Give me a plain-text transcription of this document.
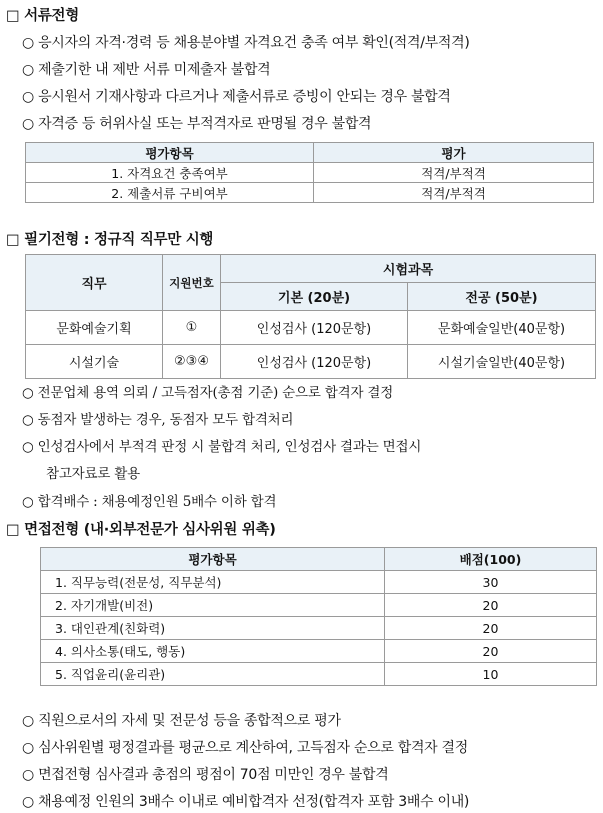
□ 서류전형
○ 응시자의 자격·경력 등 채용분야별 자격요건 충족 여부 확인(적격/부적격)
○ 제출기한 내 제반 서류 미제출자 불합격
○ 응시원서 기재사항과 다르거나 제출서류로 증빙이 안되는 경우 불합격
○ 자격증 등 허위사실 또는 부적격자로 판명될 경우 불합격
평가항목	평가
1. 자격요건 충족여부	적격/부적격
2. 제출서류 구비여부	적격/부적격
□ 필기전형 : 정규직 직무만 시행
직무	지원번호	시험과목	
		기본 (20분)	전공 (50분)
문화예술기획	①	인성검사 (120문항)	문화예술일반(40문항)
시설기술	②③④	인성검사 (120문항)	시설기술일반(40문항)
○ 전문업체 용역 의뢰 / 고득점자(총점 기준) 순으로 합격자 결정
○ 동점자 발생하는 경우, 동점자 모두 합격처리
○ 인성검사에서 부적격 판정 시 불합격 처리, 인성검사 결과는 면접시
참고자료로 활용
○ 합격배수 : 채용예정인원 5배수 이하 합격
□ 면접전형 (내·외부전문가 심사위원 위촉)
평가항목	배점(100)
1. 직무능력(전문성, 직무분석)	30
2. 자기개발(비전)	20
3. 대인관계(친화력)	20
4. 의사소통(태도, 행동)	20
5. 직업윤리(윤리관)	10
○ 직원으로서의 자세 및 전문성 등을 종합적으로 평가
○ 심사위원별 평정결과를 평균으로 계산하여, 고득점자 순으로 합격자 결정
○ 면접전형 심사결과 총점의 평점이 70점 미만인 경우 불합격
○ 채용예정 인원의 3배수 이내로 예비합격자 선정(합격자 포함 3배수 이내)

::::::

Transcribe the listing above verbatim. Omit the pictures.

■ The answer ■
Give me a plain-text transcription of this document.
□ 서류전형
○ 응시자의 자격·경력 등 채용분야별 자격요건 충족 여부 확인(적격/부적격)
○ 제출기한 내 제반 서류 미제출자 불합격
○ 응시원서 기재사항과 다르거나 제출서류로 증빙이 안되는 경우 불합격
○ 자격증 등 허위사실 또는 부적격자로 판명될 경우 불합격
평가항목	평가
1. 자격요건 충족여부	적격/부적격
2. 제출서류 구비여부	적격/부적격
□ 필기전형 : 정규직 직무만 시행
직무	지원번호	시험과목	
		기본 (20분)	전공 (50분)
문화예술기획	①	인성검사 (120문항)	문화예술일반(40문항)
시설기술	②③④	인성검사 (120문항)	시설기술일반(40문항)
○ 전문업체 용역 의뢰 / 고득점자(총점 기준) 순으로 합격자 결정
○ 동점자 발생하는 경우, 동점자 모두 합격처리
○ 인성검사에서 부적격 판정 시 불합격 처리, 인성검사 결과는 면접시
참고자료로 활용
○ 합격배수 : 채용예정인원 5배수 이하 합격
□ 면접전형 (내·외부전문가 심사위원 위촉)
평가항목	배점(100)
1. 직무능력(전문성, 직무분석)	30
2. 자기개발(비전)	20
3. 대인관계(친화력)	20
4. 의사소통(태도, 행동)	20
5. 직업윤리(윤리관)	10
○ 직원으로서의 자세 및 전문성 등을 종합적으로 평가
○ 심사위원별 평정결과를 평균으로 계산하여, 고득점자 순으로 합격자 결정
○ 면접전형 심사결과 총점의 평점이 70점 미만인 경우 불합격
○ 채용예정 인원의 3배수 이내로 예비합격자 선정(합격자 포함 3배수 이내)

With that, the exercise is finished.